- [WHAT TO PRODUCE] Can you output the material exactly as written, minus any pictures it holds?

>> begin PROVIDED DATA

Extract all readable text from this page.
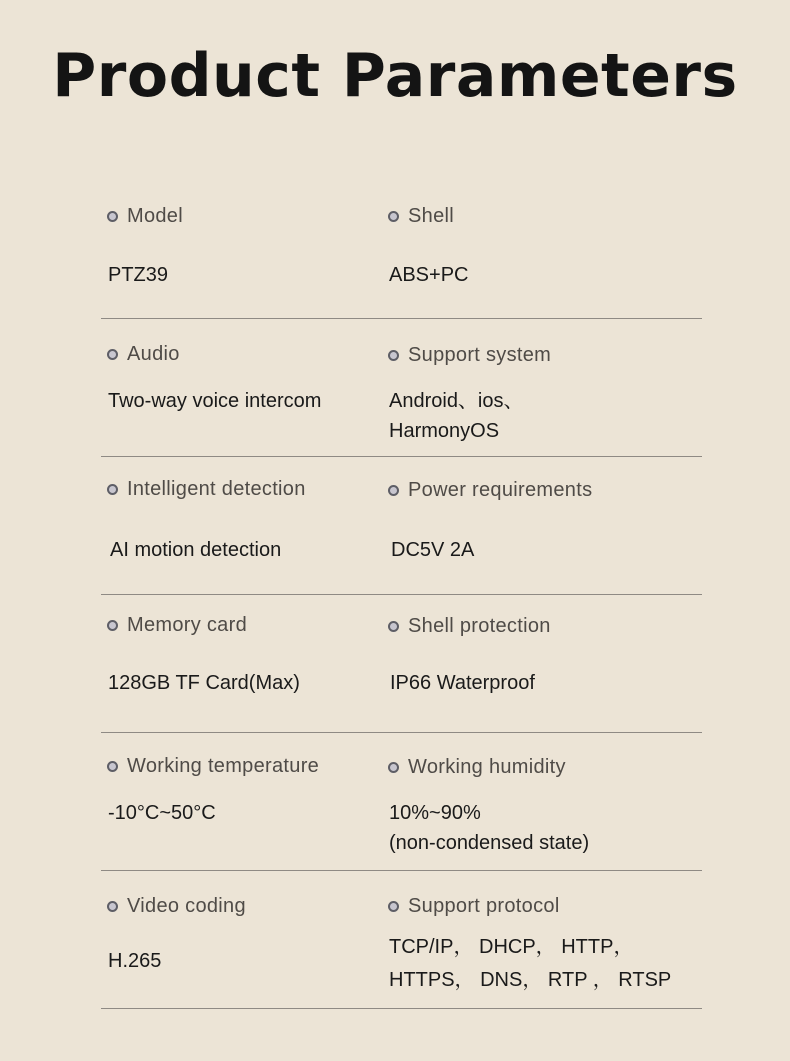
Product Parameters
Model
PTZ39
Shell
ABS+PC
Audio
Two-way voice intercom
Support system
Android、ios、
HarmonyOS
Intelligent detection
AI motion detection
Power requirements
DC5V 2A
Memory card
128GB TF Card(Max)
Shell protection
IP66 Waterproof
Working temperature
-10°C~50°C
Working humidity
10%~90%
(non-condensed state)
Video coding
H.265
Support protocol
TCP/IP， DHCP， HTTP，
HTTPS， DNS， RTP ， RTSP
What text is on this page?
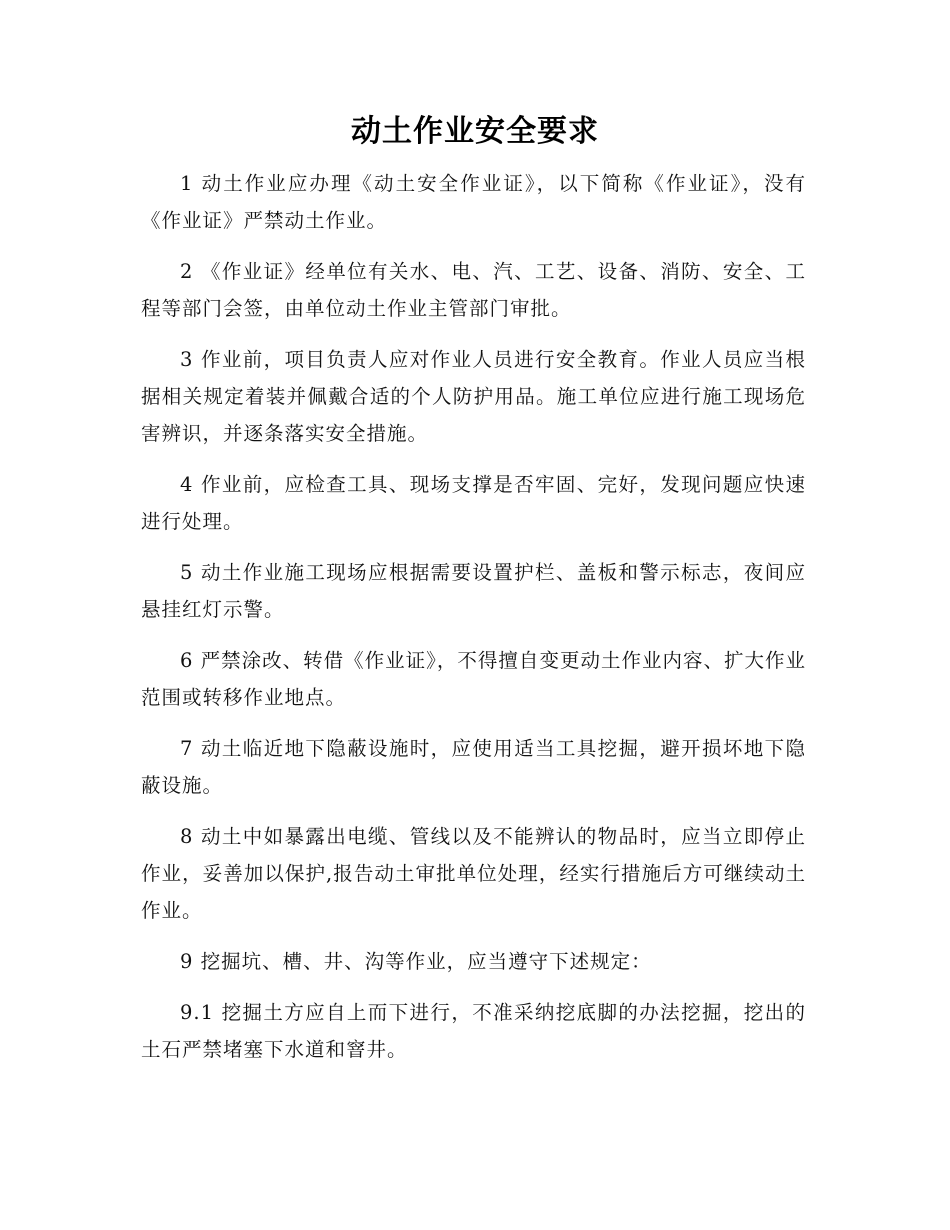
动土作业安全要求

1 动土作业应办理《动土安全作业证》，以下简称《作业证》，没有《作业证》严禁动土作业。

2 《作业证》经单位有关水、电、汽、工艺、设备、消防、安全、工程等部门会签，由单位动土作业主管部门审批。

3 作业前，项目负责人应对作业人员进行安全教育。作业人员应当根据相关规定着装并佩戴合适的个人防护用品。施工单位应进行施工现场危害辨识，并逐条落实安全措施。

4 作业前，应检查工具、现场支撑是否牢固、完好，发现问题应快速进行处理。

5 动土作业施工现场应根据需要设置护栏、盖板和警示标志，夜间应悬挂红灯示警。

6 严禁涂改、转借《作业证》，不得擅自变更动土作业内容、扩大作业范围或转移作业地点。

7 动土临近地下隐蔽设施时，应使用适当工具挖掘，避开损坏地下隐蔽设施。

8 动土中如暴露出电缆、管线以及不能辨认的物品时，应当立即停止作业，妥善加以保护,报告动土审批单位处理，经实行措施后方可继续动土作业。

9 挖掘坑、槽、井、沟等作业，应当遵守下述规定：

9.1 挖掘土方应自上而下进行，不准采纳挖底脚的办法挖掘，挖出的土石严禁堵塞下水道和窨井。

>> end PROVIDED DATA

- [COMPLETE ANSWER]
Extract all readable text from this page.
Product Parameters
Model
PTZ39
Shell
ABS+PC
Audio
Two-way voice intercom
Support system
Android、ios、
HarmonyOS
Intelligent detection
AI motion detection
Power requirements
DC5V 2A
Memory card
128GB TF Card(Max)
Shell protection
IP66 Waterproof
Working temperature
-10°C~50°C
Working humidity
10%~90%
(non-condensed state)
Video coding
H.265
Support protocol
TCP/IP， DHCP， HTTP，
HTTPS， DNS， RTP ， RTSP
What text is on this page?
动土作业安全要求

1 动土作业应办理《动土安全作业证》，以下简称《作业证》，没有《作业证》严禁动土作业。

2 《作业证》经单位有关水、电、汽、工艺、设备、消防、安全、工程等部门会签，由单位动土作业主管部门审批。

3 作业前，项目负责人应对作业人员进行安全教育。作业人员应当根据相关规定着装并佩戴合适的个人防护用品。施工单位应进行施工现场危害辨识，并逐条落实安全措施。

4 作业前，应检查工具、现场支撑是否牢固、完好，发现问题应快速进行处理。

5 动土作业施工现场应根据需要设置护栏、盖板和警示标志，夜间应悬挂红灯示警。

6 严禁涂改、转借《作业证》，不得擅自变更动土作业内容、扩大作业范围或转移作业地点。

7 动土临近地下隐蔽设施时，应使用适当工具挖掘，避开损坏地下隐蔽设施。

8 动土中如暴露出电缆、管线以及不能辨认的物品时，应当立即停止作业，妥善加以保护,报告动土审批单位处理，经实行措施后方可继续动土作业。

9 挖掘坑、槽、井、沟等作业，应当遵守下述规定：

9.1 挖掘土方应自上而下进行，不准采纳挖底脚的办法挖掘，挖出的土石严禁堵塞下水道和窨井。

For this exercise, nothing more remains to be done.